*Excerpted passage:*
* * *

At undergraduate and postgraduate level, UK Universities offering degrees in Information Systems and Computer Science have been responding to a series of challenges and opportunities. Dr Richard Harvey from the Computing Sciences department at the University of East Anglia identifies these trends and shows how they affect applicants.

A few year's ago my own department at the University of East Anglia decided to change its name from the School of Information Systems to the School of Computing Sciences. The reasoning was obvious, it wasn't that Information Systems was not important, far from it - we still teach popular degrees in these subjects, it was that the subject had broadened and become critical to a huge variety of modern endeavours including business and the sciences.

A typical Computing Science school might run courses from Computer Systems Engineering through to Business Information Systems through to Bioinformatics. In essence, almost every discipline now has some need for computing and successful computing sciences departments are following this trend and fulfilling that need.

* * *

*Provided material:*
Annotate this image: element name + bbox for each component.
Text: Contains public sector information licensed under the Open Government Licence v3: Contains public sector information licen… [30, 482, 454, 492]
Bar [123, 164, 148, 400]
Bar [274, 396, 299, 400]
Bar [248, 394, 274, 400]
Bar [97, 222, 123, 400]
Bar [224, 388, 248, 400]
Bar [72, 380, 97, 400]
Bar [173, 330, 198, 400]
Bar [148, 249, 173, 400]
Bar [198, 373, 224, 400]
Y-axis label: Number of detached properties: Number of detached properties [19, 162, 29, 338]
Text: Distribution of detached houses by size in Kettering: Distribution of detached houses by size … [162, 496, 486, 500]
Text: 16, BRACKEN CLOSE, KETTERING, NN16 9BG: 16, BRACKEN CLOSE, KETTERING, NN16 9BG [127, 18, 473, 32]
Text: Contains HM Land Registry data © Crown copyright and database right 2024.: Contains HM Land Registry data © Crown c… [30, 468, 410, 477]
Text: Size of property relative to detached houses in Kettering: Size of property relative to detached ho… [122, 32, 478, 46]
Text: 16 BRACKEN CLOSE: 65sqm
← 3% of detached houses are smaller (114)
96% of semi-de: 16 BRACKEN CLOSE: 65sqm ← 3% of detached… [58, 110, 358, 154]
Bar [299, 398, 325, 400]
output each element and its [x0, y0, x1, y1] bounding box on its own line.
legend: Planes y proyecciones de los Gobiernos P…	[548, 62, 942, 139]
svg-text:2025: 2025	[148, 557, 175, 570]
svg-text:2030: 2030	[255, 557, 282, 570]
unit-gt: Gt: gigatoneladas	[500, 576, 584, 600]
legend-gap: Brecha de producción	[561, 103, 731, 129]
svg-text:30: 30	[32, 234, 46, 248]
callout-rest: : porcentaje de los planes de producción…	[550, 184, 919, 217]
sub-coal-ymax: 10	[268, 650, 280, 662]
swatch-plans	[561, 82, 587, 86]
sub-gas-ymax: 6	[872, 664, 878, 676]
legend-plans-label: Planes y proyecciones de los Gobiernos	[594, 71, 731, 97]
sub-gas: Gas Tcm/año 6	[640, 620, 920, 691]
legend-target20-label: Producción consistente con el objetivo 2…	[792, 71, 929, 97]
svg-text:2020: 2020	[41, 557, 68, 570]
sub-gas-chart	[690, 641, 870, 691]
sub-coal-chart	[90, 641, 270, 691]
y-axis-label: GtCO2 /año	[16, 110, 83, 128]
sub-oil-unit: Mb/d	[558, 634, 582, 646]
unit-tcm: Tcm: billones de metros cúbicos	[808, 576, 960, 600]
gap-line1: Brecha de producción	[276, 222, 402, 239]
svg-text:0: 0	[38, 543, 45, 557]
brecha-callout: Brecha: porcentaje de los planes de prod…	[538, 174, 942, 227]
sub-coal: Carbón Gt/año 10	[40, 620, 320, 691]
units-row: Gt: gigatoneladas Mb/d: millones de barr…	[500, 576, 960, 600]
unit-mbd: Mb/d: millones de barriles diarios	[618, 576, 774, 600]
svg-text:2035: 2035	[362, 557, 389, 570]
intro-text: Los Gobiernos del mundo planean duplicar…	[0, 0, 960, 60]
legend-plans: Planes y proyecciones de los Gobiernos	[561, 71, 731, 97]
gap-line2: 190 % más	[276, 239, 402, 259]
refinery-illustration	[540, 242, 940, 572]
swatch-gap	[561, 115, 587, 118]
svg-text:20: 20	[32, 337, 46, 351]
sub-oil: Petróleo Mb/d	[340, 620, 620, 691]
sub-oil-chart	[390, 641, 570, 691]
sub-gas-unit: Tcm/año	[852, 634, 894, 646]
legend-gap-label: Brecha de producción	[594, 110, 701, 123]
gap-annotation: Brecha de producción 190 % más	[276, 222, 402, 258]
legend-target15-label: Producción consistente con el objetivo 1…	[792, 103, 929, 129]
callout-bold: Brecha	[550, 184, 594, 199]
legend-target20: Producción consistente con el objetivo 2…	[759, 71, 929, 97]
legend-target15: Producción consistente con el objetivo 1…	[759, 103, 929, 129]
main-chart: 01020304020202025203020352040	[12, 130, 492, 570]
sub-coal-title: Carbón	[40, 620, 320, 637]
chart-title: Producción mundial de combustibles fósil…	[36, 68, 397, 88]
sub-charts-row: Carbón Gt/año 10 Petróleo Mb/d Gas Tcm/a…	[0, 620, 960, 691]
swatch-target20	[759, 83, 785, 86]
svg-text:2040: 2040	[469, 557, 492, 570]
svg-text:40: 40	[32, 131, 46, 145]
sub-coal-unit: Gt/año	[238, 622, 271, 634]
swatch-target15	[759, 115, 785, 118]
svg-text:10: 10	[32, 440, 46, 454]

* * *

Can you retype the part of the passage about computing degrees between "A typical Computing" and "fulfilling that need.", inclusive?

A typical Computing Science school might run courses from Computer Systems Engineering through to Business Information Systems through to Bioinformatics. In essence, almost every discipline now has some need for computing and successful computing sciences departments are following this trend and fulfilling that need.